▸ SHORT PROBLEM
Identify each line in the records below that contains the word "Botol", and copy it.

··· DATA PROVIDED

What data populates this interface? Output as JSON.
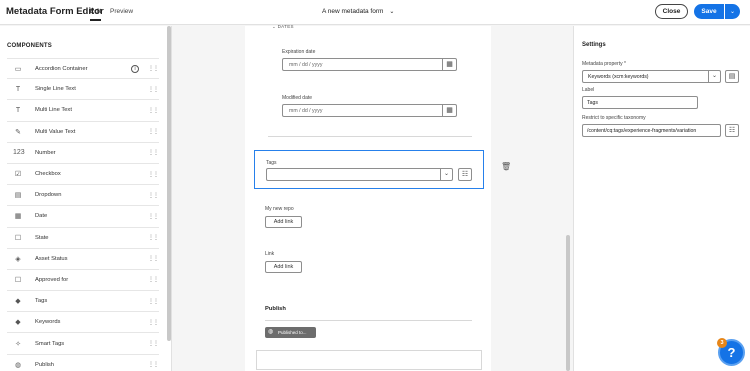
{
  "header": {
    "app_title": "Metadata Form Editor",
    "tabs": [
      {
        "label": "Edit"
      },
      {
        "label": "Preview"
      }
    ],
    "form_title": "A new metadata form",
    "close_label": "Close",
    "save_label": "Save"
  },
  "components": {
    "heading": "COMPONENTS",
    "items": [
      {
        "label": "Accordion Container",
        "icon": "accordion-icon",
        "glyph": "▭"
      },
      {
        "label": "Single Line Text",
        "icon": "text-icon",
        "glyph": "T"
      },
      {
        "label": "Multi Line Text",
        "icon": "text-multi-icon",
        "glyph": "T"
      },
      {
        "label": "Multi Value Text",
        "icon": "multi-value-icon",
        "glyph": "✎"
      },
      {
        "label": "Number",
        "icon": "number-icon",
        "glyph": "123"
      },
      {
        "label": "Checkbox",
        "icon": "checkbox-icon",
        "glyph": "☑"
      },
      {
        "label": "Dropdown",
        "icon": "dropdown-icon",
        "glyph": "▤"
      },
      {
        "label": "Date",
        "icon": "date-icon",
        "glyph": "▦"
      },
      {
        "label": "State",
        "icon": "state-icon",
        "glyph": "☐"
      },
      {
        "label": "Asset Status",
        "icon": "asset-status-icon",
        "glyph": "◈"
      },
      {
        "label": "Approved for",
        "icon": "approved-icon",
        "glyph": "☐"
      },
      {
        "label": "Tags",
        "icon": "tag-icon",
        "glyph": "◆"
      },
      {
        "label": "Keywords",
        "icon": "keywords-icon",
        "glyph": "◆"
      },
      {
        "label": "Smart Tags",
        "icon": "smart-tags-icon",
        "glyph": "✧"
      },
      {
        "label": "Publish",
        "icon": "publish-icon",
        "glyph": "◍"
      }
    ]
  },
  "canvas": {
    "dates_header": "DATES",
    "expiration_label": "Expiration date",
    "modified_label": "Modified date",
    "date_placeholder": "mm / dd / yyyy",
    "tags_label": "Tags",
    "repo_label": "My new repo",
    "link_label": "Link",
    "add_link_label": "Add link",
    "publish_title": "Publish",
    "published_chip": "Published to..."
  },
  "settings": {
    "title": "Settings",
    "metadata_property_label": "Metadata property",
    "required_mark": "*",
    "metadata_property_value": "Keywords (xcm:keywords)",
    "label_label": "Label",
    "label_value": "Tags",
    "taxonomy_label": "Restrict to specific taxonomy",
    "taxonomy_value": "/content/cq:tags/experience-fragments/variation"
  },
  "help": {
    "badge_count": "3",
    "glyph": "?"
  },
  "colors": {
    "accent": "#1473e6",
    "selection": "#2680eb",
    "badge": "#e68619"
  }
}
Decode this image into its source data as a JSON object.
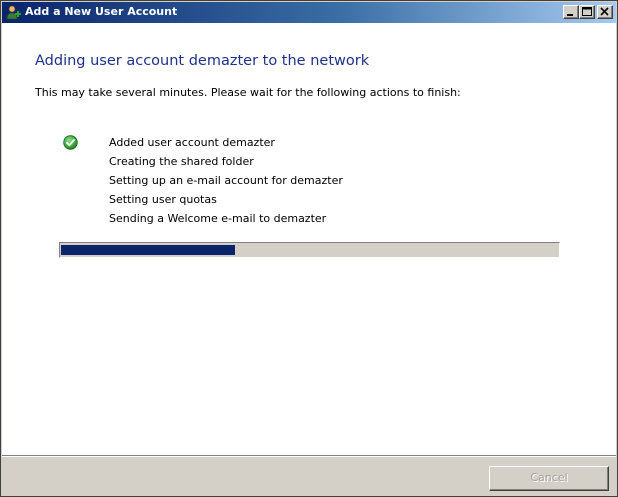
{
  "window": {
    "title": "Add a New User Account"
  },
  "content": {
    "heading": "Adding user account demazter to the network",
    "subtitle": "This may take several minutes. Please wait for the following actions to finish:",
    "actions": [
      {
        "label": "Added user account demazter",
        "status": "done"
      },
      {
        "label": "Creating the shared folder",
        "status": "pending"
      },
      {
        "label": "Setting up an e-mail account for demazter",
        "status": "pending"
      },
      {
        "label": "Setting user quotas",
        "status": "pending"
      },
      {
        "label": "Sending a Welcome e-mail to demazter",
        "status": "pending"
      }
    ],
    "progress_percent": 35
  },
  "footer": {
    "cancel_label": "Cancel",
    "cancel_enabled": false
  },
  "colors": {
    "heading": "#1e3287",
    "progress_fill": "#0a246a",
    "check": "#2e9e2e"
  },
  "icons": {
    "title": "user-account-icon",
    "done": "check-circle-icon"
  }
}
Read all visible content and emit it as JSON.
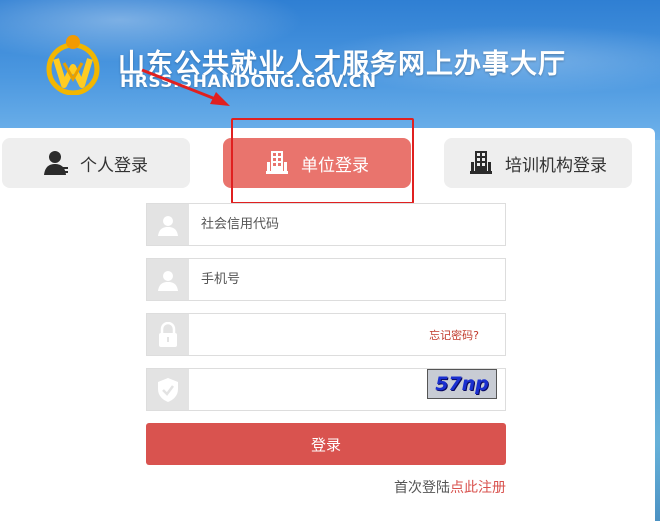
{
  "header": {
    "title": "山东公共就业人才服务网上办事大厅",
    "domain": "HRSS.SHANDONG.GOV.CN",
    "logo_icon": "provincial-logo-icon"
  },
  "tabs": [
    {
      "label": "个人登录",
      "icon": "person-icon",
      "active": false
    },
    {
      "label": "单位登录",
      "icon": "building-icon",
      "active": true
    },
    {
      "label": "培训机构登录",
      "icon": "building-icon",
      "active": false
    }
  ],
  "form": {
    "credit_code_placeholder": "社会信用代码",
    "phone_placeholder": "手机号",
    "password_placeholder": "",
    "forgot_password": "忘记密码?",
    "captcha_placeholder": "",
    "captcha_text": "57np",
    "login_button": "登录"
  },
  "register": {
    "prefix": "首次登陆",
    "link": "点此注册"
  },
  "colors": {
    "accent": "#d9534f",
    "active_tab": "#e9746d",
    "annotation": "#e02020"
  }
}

······
··· DATA PROVIDED

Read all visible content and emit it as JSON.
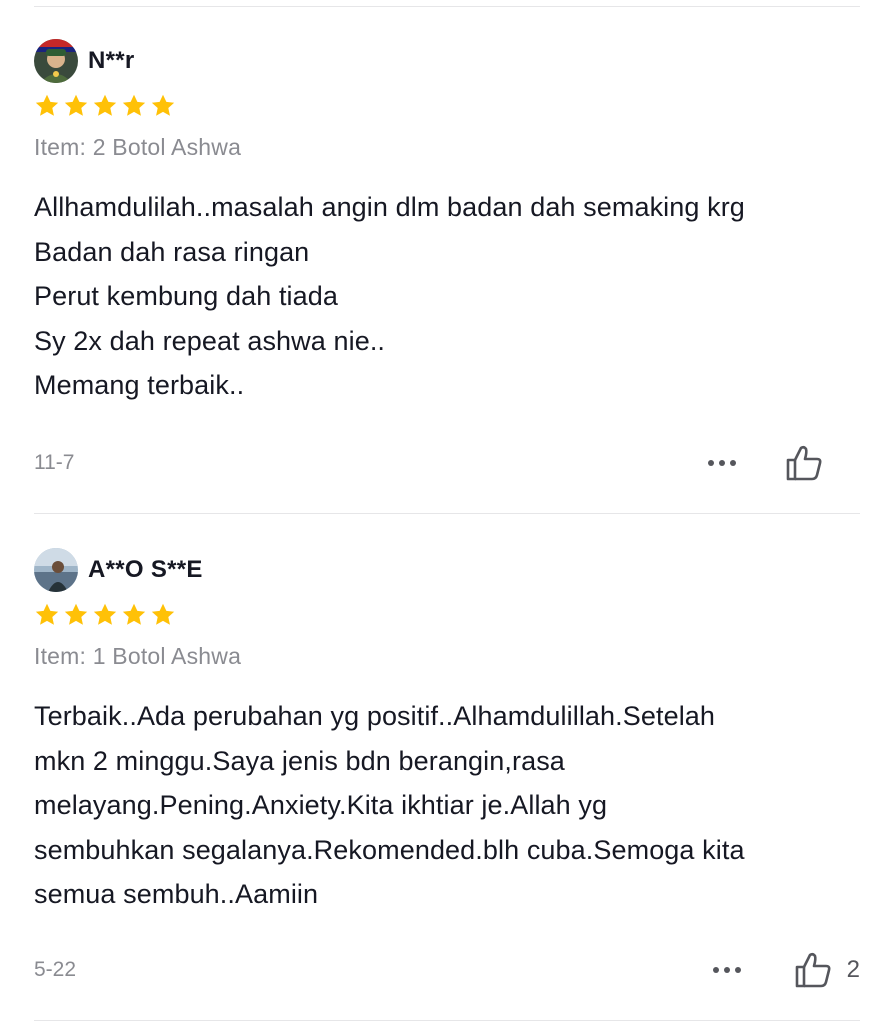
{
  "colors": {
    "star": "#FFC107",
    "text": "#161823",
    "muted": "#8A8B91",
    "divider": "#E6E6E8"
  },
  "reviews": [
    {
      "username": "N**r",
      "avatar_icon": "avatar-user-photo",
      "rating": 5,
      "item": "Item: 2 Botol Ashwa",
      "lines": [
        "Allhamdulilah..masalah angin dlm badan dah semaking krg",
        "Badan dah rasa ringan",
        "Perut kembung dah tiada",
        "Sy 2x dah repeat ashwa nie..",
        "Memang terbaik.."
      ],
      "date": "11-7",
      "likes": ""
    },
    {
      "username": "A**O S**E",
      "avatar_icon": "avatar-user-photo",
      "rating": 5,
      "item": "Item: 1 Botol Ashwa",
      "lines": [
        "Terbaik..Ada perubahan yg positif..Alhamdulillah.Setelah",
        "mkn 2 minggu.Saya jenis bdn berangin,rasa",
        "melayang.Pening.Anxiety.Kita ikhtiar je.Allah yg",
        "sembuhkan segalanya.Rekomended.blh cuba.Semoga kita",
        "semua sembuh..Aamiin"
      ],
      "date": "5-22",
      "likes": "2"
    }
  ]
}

······

▸ SOLUTION BELOW
      "item": "Item: 2 Botol Ashwa",
      "item": "Item: 1 Botol Ashwa",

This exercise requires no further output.